> [OBJECTIVE]: Quote all of the data below exactly, please.

# START OF SOURCE RECORDS

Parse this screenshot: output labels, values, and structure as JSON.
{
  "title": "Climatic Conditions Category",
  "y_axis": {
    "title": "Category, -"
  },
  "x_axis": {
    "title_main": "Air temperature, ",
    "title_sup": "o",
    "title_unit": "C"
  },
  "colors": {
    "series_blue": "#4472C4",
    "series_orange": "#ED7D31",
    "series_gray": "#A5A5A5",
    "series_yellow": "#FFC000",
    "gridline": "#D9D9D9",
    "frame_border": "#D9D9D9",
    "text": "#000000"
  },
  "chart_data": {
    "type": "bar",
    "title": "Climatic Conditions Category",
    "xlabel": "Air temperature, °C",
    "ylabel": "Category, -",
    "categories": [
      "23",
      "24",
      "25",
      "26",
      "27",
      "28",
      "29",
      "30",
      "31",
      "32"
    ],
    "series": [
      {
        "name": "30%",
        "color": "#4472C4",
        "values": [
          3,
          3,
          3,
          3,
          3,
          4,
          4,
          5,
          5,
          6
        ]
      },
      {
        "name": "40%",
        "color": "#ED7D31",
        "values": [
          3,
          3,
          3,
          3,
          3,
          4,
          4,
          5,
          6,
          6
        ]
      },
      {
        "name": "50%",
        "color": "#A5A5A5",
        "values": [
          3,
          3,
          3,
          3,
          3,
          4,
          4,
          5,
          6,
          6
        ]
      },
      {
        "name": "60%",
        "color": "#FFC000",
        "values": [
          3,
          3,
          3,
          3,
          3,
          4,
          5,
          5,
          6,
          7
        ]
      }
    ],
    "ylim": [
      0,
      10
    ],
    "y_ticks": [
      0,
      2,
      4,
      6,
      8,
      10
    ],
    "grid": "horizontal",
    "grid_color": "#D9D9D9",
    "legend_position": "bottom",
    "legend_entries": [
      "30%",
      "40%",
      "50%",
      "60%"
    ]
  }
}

# END OF SOURCE RECORDS

> [RESPONSE FOR THIS EXERCISE]:
Parse this screenshot: output labels, values, and structure as JSON.
{
  "title": "Climatic Conditions Category",
  "y_axis": {
    "title": "Category, -"
  },
  "x_axis": {
    "title_main": "Air temperature, ",
    "title_sup": "o",
    "title_unit": "C"
  },
  "colors": {
    "series_blue": "#4472C4",
    "series_orange": "#ED7D31",
    "series_gray": "#A5A5A5",
    "series_yellow": "#FFC000",
    "gridline": "#D9D9D9",
    "frame_border": "#D9D9D9",
    "text": "#000000"
  },
  "chart_data": {
    "type": "bar",
    "title": "Climatic Conditions Category",
    "xlabel": "Air temperature, °C",
    "ylabel": "Category, -",
    "categories": [
      "23",
      "24",
      "25",
      "26",
      "27",
      "28",
      "29",
      "30",
      "31",
      "32"
    ],
    "series": [
      {
        "name": "30%",
        "color": "#4472C4",
        "values": [
          3,
          3,
          3,
          3,
          3,
          4,
          4,
          5,
          5,
          6
        ]
      },
      {
        "name": "40%",
        "color": "#ED7D31",
        "values": [
          3,
          3,
          3,
          3,
          3,
          4,
          4,
          5,
          6,
          6
        ]
      },
      {
        "name": "50%",
        "color": "#A5A5A5",
        "values": [
          3,
          3,
          3,
          3,
          3,
          4,
          4,
          5,
          6,
          6
        ]
      },
      {
        "name": "60%",
        "color": "#FFC000",
        "values": [
          3,
          3,
          3,
          3,
          3,
          4,
          5,
          5,
          6,
          7
        ]
      }
    ],
    "ylim": [
      0,
      10
    ],
    "y_ticks": [
      0,
      2,
      4,
      6,
      8,
      10
    ],
    "grid": "horizontal",
    "grid_color": "#D9D9D9",
    "legend_position": "bottom",
    "legend_entries": [
      "30%",
      "40%",
      "50%",
      "60%"
    ]
  }
}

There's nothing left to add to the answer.